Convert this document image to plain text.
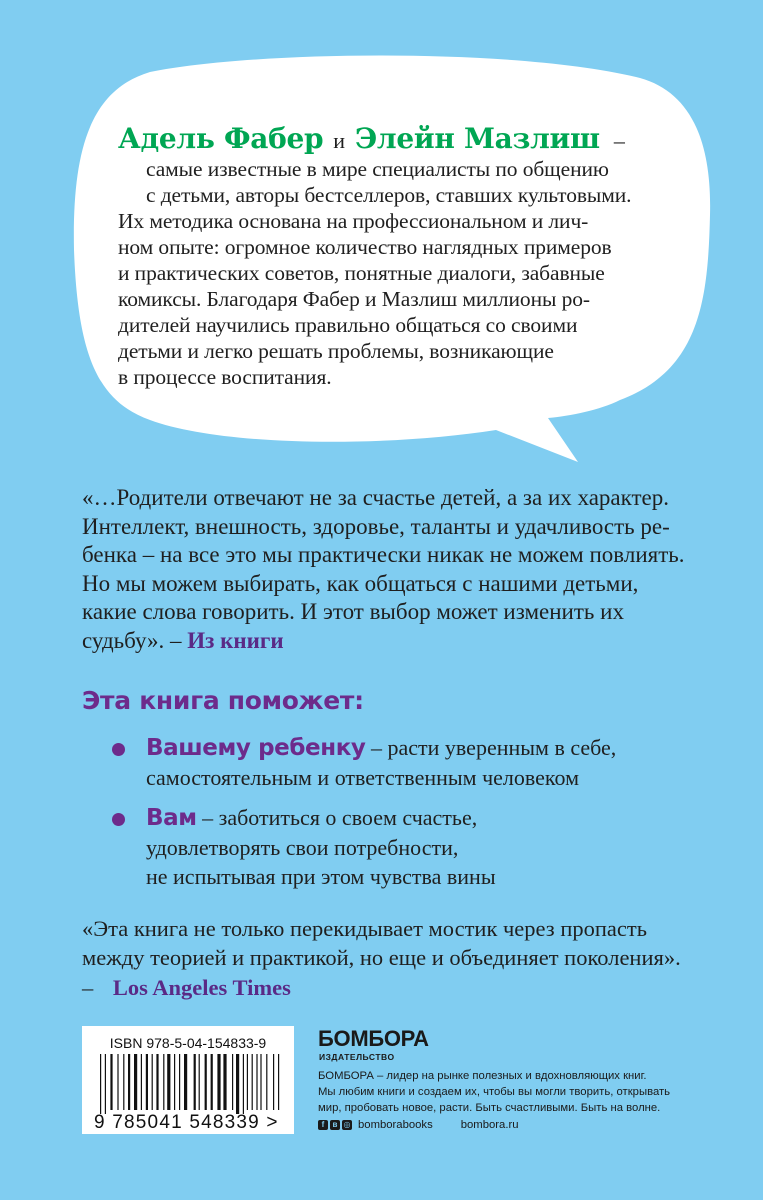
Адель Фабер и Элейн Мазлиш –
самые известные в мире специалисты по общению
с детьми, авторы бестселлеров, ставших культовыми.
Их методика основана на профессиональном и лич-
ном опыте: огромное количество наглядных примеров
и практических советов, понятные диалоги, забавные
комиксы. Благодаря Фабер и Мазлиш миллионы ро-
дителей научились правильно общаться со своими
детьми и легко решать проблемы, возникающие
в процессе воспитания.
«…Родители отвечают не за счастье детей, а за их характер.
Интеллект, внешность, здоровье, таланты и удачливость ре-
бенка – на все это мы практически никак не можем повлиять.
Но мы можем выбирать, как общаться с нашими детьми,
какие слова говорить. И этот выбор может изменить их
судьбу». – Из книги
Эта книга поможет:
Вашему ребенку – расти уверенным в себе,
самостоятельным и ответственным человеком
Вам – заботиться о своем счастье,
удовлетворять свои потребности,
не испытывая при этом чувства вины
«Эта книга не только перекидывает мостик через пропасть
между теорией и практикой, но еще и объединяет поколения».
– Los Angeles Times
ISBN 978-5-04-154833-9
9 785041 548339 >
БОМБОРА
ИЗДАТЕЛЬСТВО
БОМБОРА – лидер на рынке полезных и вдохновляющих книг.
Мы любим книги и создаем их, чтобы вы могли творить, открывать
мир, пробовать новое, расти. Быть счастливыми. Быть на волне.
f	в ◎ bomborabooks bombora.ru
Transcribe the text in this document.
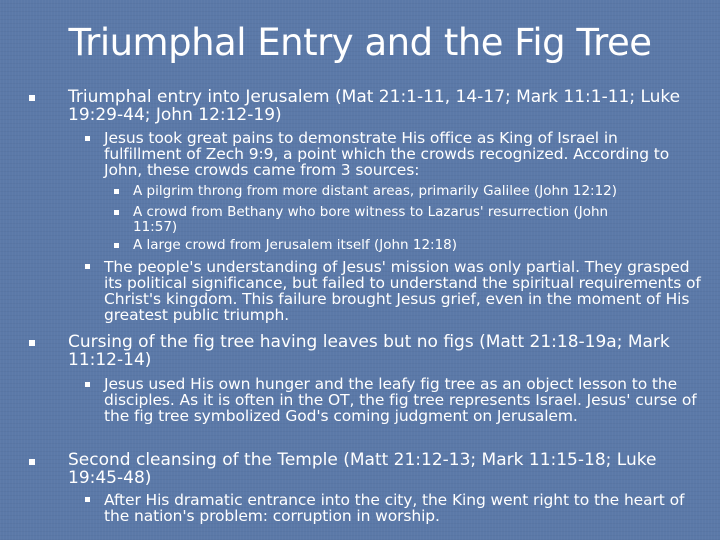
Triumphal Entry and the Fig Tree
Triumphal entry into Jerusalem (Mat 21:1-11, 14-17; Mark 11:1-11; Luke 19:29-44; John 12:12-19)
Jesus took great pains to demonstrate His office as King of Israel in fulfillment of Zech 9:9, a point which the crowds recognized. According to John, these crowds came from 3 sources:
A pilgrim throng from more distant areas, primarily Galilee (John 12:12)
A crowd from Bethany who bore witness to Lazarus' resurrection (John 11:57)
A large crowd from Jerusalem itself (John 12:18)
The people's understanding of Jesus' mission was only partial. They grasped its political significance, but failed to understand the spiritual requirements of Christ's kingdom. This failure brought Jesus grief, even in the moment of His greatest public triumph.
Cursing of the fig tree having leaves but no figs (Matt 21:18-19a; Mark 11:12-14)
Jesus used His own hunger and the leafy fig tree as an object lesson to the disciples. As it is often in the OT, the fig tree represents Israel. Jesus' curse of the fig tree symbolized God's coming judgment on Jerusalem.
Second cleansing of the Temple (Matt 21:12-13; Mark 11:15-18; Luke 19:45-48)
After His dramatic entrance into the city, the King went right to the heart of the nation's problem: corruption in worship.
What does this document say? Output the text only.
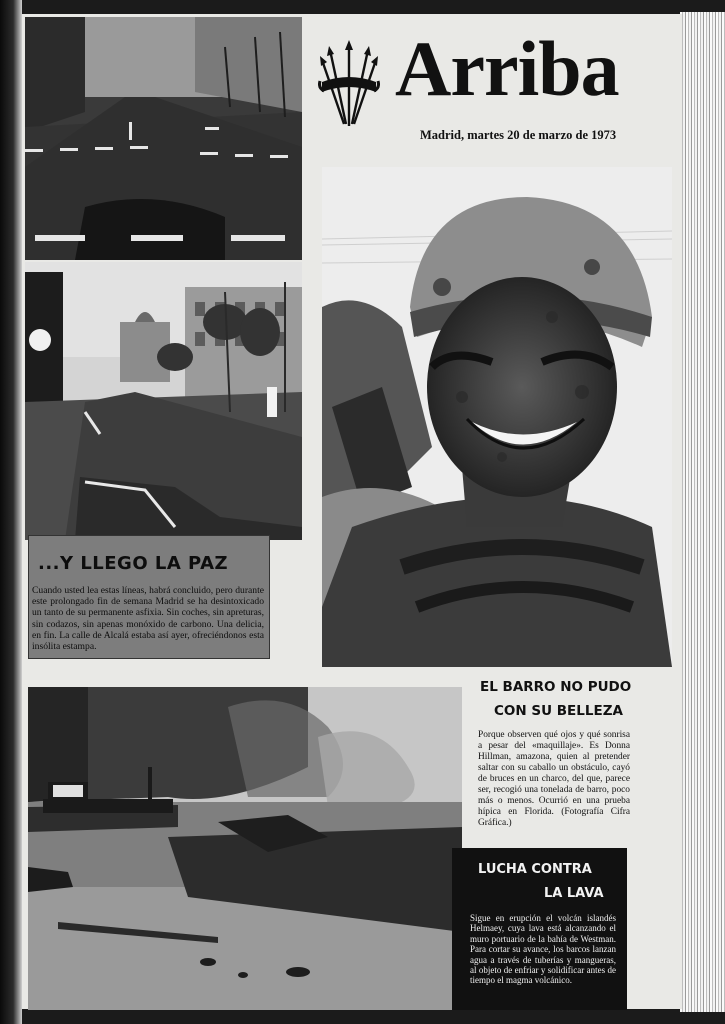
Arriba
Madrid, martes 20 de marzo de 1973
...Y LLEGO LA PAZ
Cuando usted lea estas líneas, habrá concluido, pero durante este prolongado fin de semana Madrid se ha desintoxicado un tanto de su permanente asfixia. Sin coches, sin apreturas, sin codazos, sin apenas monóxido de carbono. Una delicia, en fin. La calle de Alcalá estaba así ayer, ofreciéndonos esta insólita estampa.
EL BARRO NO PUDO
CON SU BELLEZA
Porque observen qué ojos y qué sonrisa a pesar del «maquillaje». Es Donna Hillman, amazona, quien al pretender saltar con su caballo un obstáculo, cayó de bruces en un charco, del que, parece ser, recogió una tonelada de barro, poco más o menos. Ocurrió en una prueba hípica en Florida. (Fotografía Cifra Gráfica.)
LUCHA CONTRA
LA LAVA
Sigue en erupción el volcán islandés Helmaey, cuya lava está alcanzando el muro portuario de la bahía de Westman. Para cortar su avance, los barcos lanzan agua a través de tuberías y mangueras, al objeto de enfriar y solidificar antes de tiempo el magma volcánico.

---

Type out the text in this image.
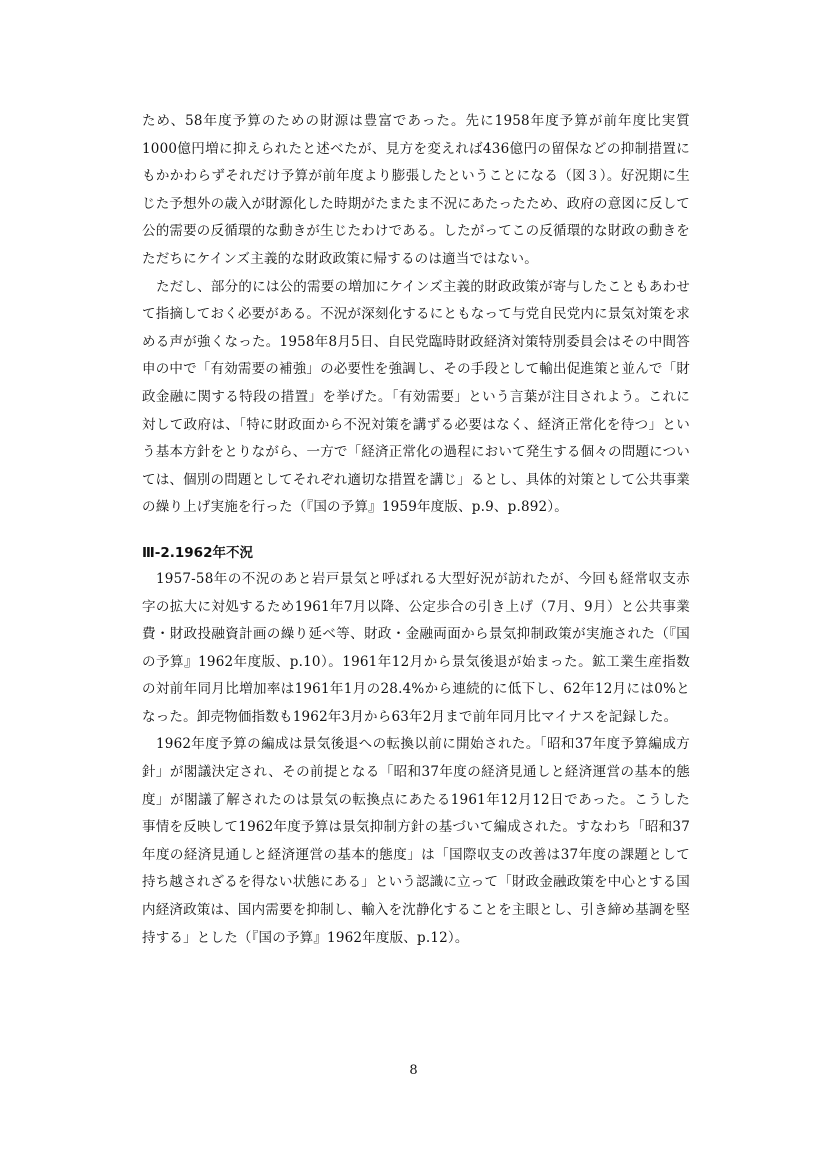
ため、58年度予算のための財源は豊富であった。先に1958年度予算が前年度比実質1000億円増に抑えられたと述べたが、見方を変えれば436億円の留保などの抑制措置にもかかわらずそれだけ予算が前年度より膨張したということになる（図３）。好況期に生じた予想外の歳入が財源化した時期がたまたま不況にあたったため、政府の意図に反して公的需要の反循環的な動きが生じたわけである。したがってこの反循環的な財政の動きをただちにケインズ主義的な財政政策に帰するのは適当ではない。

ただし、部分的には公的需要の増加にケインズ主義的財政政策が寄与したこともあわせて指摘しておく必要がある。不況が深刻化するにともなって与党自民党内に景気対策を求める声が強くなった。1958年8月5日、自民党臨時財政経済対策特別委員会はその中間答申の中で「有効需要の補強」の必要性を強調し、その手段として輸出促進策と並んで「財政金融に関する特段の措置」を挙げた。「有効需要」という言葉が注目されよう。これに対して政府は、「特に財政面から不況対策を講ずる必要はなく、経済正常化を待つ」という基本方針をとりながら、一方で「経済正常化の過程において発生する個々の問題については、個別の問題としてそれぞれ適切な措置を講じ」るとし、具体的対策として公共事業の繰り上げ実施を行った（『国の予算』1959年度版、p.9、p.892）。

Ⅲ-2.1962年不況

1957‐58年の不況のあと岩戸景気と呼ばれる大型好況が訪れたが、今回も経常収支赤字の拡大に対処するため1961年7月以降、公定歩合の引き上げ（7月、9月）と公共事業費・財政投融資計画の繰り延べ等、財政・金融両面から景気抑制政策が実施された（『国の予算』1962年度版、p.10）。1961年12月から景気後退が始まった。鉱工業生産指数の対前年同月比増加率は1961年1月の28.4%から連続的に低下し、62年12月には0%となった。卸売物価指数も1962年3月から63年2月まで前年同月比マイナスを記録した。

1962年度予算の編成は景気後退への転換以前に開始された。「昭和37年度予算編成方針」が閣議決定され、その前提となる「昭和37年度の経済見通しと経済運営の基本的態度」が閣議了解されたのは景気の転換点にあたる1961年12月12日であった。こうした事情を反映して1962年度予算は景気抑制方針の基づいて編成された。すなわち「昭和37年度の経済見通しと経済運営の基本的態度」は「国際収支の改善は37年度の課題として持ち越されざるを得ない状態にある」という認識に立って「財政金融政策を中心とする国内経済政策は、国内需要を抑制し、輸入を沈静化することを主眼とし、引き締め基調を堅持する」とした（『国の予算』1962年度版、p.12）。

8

(Request) Among the lines of the data, identify those with the word "расти". Copy each of them.

(Correct response)
Вашему ребенку – расти уверенным в себе,
мир, пробовать новое, расти. Быть счастливыми. Быть на волне.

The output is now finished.